Omit the pictures and output every entry below exactly as written.
====
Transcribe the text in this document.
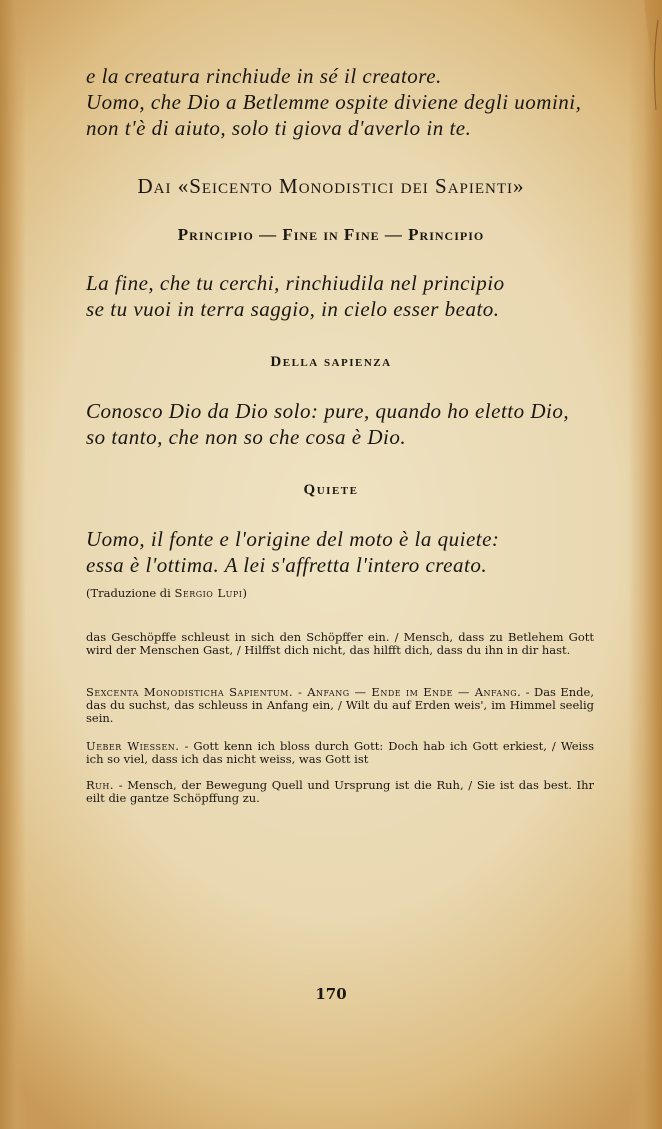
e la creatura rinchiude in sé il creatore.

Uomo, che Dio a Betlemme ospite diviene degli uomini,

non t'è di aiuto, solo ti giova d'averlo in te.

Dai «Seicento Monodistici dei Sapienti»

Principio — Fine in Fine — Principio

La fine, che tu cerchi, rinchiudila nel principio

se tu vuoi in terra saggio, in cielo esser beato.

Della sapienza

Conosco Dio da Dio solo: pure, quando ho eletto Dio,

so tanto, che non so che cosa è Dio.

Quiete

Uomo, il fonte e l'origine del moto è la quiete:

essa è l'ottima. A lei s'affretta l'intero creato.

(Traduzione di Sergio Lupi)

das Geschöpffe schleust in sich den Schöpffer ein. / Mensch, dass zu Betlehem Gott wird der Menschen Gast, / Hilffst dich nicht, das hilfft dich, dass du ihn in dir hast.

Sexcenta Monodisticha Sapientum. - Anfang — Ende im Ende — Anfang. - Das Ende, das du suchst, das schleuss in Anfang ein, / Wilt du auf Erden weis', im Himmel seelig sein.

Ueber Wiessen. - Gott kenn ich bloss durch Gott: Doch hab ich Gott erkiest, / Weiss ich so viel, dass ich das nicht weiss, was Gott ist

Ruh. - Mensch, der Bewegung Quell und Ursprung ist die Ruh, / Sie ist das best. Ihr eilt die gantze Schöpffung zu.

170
====
» **Expected answer**
Transcribe the text in this document.
e la creatura rinchiude in sé il creatore.

Uomo, che Dio a Betlemme ospite diviene degli uomini,

non t'è di aiuto, solo ti giova d'averlo in te.

Dai «Seicento Monodistici dei Sapienti»

Principio — Fine in Fine — Principio

La fine, che tu cerchi, rinchiudila nel principio

se tu vuoi in terra saggio, in cielo esser beato.

Della sapienza

Conosco Dio da Dio solo: pure, quando ho eletto Dio,

so tanto, che non so che cosa è Dio.

Quiete

Uomo, il fonte e l'origine del moto è la quiete:

essa è l'ottima. A lei s'affretta l'intero creato.

(Traduzione di Sergio Lupi)

das Geschöpffe schleust in sich den Schöpffer ein. / Mensch, dass zu Betlehem Gott wird der Menschen Gast, / Hilffst dich nicht, das hilfft dich, dass du ihn in dir hast.

Sexcenta Monodisticha Sapientum. - Anfang — Ende im Ende — Anfang. - Das Ende, das du suchst, das schleuss in Anfang ein, / Wilt du auf Erden weis', im Himmel seelig sein.

Ueber Wiessen. - Gott kenn ich bloss durch Gott: Doch hab ich Gott erkiest, / Weiss ich so viel, dass ich das nicht weiss, was Gott ist

Ruh. - Mensch, der Bewegung Quell und Ursprung ist die Ruh, / Sie ist das best. Ihr eilt die gantze Schöpffung zu.

170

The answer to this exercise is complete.